DESCRIPTION OF THE TASK
Retype all of the entries word for word.

PROVIDED ENTRIES
[START]

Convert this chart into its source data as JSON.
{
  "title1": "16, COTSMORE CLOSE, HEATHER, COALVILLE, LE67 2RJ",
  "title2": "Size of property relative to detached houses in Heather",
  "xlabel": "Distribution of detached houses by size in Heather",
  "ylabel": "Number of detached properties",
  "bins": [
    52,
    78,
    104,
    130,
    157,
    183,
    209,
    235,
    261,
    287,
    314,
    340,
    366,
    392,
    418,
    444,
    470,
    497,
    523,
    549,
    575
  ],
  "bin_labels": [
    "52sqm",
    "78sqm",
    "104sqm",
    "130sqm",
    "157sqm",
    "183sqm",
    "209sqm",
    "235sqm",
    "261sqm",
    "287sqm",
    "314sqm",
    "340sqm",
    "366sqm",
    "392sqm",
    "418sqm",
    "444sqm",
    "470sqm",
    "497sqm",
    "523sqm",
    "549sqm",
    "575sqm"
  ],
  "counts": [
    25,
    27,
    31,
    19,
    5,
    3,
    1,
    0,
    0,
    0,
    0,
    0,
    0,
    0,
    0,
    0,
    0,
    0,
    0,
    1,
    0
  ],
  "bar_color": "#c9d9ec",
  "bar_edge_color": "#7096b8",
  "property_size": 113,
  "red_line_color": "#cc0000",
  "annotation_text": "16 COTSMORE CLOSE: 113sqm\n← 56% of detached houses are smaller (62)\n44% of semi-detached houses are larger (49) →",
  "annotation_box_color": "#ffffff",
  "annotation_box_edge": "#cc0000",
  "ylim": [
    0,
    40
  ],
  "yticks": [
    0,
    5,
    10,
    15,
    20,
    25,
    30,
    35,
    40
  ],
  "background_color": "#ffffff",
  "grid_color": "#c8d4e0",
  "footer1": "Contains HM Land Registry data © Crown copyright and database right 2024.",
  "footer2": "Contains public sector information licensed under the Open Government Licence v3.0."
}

[END]

ANSWER TO THIS EXERCISE
Convert this chart into its source data as JSON.
{
  "title1": "16, COTSMORE CLOSE, HEATHER, COALVILLE, LE67 2RJ",
  "title2": "Size of property relative to detached houses in Heather",
  "xlabel": "Distribution of detached houses by size in Heather",
  "ylabel": "Number of detached properties",
  "bins": [
    52,
    78,
    104,
    130,
    157,
    183,
    209,
    235,
    261,
    287,
    314,
    340,
    366,
    392,
    418,
    444,
    470,
    497,
    523,
    549,
    575
  ],
  "bin_labels": [
    "52sqm",
    "78sqm",
    "104sqm",
    "130sqm",
    "157sqm",
    "183sqm",
    "209sqm",
    "235sqm",
    "261sqm",
    "287sqm",
    "314sqm",
    "340sqm",
    "366sqm",
    "392sqm",
    "418sqm",
    "444sqm",
    "470sqm",
    "497sqm",
    "523sqm",
    "549sqm",
    "575sqm"
  ],
  "counts": [
    25,
    27,
    31,
    19,
    5,
    3,
    1,
    0,
    0,
    0,
    0,
    0,
    0,
    0,
    0,
    0,
    0,
    0,
    0,
    1,
    0
  ],
  "bar_color": "#c9d9ec",
  "bar_edge_color": "#7096b8",
  "property_size": 113,
  "red_line_color": "#cc0000",
  "annotation_text": "16 COTSMORE CLOSE: 113sqm\n← 56% of detached houses are smaller (62)\n44% of semi-detached houses are larger (49) →",
  "annotation_box_color": "#ffffff",
  "annotation_box_edge": "#cc0000",
  "ylim": [
    0,
    40
  ],
  "yticks": [
    0,
    5,
    10,
    15,
    20,
    25,
    30,
    35,
    40
  ],
  "background_color": "#ffffff",
  "grid_color": "#c8d4e0",
  "footer1": "Contains HM Land Registry data © Crown copyright and database right 2024.",
  "footer2": "Contains public sector information licensed under the Open Government Licence v3.0."
}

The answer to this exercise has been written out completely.